Copy all lines of the listing that include the string "JSON".

* START *

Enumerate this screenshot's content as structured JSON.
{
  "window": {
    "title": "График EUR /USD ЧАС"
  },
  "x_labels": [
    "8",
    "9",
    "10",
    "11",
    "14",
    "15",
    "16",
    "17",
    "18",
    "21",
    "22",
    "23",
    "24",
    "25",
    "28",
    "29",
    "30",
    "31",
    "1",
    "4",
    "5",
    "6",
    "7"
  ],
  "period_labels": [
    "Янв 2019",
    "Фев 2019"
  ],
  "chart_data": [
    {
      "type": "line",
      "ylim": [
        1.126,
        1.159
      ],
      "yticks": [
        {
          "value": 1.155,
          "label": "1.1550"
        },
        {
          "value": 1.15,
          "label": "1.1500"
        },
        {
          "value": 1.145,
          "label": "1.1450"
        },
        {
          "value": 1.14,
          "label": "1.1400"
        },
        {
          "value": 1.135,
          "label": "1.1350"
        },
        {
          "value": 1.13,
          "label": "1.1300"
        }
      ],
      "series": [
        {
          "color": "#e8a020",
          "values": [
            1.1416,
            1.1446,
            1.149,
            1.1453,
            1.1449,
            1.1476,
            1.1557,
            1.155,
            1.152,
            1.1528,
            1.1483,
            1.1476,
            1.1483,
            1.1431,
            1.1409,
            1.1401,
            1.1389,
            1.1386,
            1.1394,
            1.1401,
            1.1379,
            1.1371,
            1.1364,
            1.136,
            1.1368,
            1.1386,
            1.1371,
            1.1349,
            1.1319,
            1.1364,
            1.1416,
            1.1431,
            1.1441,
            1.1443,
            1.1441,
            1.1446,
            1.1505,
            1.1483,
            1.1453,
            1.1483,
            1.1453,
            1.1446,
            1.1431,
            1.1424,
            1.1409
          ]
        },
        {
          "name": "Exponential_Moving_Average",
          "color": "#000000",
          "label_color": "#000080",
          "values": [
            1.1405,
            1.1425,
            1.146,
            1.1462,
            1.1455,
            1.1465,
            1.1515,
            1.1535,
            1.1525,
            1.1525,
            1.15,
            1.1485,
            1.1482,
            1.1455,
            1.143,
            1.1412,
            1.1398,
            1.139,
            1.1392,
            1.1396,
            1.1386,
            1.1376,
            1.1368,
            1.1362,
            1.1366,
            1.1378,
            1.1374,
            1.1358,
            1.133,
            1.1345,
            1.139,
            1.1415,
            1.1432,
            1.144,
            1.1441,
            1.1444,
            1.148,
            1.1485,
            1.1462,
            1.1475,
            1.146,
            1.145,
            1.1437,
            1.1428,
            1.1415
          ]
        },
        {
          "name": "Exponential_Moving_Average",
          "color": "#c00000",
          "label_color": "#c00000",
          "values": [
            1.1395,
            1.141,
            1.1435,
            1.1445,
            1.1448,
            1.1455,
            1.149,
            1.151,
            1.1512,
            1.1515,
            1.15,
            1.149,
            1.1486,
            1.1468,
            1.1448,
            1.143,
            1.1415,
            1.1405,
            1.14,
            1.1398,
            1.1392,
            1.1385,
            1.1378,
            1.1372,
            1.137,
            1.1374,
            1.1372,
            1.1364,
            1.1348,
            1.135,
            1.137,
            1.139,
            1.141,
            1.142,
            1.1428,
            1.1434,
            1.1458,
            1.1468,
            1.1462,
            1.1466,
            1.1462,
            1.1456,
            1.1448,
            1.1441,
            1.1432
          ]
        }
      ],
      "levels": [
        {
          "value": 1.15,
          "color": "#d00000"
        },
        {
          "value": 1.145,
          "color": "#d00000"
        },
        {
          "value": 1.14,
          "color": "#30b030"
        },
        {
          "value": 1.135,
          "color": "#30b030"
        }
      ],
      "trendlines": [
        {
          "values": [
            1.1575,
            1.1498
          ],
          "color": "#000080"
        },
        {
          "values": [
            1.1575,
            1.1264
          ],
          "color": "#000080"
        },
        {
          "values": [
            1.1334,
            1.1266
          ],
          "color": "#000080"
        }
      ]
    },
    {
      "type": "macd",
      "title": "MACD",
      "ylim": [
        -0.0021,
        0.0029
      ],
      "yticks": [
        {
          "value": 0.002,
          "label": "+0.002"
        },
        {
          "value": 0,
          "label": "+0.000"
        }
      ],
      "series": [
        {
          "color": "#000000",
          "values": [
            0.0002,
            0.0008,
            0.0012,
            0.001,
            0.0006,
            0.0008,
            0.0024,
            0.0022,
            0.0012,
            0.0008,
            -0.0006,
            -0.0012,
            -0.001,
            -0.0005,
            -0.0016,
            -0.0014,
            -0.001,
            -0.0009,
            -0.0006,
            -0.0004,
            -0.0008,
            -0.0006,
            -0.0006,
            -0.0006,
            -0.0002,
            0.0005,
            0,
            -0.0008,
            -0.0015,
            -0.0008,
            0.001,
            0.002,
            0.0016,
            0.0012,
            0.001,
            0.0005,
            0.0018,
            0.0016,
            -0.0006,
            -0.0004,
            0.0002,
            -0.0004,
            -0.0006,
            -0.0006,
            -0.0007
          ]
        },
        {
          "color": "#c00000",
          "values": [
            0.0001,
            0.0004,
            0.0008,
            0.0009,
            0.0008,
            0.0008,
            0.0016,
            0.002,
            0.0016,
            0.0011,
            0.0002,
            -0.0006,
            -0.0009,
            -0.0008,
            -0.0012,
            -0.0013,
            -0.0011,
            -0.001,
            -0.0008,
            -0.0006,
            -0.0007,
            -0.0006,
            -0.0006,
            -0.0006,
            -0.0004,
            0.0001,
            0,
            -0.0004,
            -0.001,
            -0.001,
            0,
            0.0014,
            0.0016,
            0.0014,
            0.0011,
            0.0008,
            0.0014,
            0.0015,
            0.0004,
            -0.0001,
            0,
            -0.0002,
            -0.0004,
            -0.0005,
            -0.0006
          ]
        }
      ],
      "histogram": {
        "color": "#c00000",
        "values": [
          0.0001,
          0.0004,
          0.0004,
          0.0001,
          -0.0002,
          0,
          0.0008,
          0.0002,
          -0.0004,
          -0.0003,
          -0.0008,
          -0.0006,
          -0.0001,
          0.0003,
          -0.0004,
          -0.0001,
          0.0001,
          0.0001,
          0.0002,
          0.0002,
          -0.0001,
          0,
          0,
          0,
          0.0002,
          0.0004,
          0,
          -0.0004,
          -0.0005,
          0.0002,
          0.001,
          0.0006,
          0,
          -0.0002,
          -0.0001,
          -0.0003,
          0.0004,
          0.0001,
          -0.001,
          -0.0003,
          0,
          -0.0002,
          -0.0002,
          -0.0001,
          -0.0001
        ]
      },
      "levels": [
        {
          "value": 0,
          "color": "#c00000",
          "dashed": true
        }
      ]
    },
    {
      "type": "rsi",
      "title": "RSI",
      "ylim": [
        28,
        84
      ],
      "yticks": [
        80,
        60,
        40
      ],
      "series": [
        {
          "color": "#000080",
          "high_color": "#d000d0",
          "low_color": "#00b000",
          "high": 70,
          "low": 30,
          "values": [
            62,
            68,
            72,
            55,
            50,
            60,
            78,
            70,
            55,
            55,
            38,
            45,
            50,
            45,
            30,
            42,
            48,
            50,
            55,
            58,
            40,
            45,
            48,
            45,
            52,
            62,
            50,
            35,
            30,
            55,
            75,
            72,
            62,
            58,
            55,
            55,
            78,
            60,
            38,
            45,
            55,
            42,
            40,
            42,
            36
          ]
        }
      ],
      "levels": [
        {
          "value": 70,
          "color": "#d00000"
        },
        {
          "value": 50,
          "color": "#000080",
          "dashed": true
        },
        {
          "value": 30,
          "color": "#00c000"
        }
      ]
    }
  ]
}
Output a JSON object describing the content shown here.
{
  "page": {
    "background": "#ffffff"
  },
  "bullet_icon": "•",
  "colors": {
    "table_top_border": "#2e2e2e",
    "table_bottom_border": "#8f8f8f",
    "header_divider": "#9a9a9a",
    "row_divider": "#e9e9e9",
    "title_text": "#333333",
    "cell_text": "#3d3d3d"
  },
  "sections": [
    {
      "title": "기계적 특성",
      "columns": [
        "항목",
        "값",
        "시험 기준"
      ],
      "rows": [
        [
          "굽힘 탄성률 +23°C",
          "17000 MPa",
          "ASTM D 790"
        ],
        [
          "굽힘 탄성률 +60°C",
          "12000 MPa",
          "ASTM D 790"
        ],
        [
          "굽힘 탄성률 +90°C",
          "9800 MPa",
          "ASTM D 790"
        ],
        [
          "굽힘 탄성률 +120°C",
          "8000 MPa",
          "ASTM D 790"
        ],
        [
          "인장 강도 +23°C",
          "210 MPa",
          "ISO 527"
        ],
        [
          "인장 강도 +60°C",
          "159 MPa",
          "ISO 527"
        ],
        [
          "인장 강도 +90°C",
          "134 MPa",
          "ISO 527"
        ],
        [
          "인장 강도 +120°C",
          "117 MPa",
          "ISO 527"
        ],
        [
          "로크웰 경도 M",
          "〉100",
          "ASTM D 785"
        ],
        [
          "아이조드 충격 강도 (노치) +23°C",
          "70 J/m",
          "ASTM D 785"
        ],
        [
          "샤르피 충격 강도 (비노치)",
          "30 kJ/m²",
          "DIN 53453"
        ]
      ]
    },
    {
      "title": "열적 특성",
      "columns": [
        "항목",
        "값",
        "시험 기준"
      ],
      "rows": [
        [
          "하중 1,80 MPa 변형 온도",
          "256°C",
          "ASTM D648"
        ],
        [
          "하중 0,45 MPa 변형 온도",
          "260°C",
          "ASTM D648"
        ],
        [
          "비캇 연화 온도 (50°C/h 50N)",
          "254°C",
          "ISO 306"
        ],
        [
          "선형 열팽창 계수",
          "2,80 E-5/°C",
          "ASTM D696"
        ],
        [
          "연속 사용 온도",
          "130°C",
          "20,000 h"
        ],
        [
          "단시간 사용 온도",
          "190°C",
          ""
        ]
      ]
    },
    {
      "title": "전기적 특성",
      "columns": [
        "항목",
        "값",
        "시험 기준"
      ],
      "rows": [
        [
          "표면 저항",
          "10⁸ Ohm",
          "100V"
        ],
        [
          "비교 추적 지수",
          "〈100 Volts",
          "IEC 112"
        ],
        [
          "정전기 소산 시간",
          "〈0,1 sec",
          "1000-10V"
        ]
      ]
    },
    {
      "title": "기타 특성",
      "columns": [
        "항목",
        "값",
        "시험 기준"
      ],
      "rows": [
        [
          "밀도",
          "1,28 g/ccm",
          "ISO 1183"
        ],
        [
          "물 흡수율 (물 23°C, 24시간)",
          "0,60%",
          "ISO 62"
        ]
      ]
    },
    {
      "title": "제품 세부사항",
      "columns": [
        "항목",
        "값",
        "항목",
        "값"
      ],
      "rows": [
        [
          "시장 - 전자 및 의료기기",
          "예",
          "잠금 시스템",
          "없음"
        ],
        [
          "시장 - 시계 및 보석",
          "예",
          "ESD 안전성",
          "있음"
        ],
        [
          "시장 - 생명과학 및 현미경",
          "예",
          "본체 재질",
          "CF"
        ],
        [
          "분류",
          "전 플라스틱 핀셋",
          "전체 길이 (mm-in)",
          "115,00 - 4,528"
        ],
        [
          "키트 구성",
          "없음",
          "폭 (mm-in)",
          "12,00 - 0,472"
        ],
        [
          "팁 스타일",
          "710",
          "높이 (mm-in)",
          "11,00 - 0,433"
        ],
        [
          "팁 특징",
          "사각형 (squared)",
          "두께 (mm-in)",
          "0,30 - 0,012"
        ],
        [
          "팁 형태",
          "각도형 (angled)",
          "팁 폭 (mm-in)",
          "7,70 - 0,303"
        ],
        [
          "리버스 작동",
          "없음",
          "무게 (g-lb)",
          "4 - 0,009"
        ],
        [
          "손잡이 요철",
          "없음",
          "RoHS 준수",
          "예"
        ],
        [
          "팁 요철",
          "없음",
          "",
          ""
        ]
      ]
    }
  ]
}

* END *

◆ Response to this task:
Enumerate this screenshot's content as structured JSON.
Output a JSON object describing the content shown here.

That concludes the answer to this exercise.